Work to be completed » Each line that contains the word "those" counts once; give the total for the records below and nothing else.

Data provided »
..............................
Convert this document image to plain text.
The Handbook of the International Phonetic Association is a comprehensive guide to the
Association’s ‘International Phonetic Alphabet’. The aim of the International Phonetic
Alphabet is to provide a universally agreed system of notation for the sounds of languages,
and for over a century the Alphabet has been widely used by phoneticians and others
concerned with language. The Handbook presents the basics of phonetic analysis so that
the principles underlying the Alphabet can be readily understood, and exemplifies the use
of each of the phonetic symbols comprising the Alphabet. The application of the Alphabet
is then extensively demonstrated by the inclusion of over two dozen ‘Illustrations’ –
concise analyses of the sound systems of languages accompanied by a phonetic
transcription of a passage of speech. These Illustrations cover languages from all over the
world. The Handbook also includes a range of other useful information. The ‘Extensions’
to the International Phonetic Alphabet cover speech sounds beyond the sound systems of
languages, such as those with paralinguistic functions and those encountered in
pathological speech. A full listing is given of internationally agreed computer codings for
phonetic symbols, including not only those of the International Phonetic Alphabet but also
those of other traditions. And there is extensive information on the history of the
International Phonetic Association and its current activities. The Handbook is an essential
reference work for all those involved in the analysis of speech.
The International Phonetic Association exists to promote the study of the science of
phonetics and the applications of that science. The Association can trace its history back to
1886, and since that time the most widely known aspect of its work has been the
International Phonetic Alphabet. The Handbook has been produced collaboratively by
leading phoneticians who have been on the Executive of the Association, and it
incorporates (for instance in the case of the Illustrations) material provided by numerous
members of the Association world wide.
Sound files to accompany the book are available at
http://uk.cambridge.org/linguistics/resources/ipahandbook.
..............................
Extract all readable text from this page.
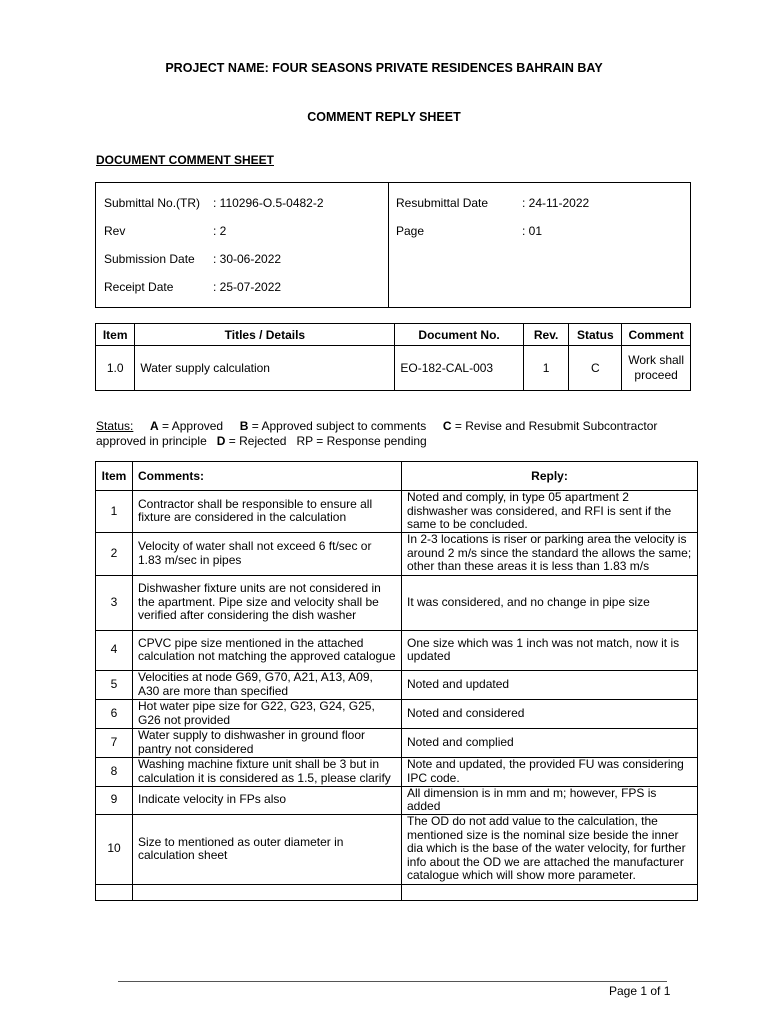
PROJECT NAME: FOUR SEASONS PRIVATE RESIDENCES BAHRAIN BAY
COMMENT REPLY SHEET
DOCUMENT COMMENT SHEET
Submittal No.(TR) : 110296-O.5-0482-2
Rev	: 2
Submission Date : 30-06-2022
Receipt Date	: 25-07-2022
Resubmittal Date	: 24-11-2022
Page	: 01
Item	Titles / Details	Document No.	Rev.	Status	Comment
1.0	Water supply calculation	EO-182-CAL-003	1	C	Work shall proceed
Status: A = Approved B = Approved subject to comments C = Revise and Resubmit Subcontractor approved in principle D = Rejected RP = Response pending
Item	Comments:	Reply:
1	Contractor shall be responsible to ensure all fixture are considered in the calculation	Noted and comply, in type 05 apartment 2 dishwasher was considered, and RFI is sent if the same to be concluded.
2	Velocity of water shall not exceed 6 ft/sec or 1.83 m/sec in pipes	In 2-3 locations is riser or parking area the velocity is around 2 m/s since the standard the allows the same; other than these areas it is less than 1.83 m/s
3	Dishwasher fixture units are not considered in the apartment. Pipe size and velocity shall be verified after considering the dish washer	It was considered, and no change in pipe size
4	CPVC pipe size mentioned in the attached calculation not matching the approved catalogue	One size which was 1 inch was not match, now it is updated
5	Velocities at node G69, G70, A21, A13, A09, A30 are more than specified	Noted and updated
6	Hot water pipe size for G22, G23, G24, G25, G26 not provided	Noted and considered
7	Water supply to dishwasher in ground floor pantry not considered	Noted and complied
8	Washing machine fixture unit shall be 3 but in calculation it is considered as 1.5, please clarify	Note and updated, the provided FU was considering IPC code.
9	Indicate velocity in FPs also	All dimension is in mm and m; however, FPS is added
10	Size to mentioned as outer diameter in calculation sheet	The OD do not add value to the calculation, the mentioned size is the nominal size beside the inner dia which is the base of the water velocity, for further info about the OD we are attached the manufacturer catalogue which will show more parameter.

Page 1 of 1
..............................
Result » 4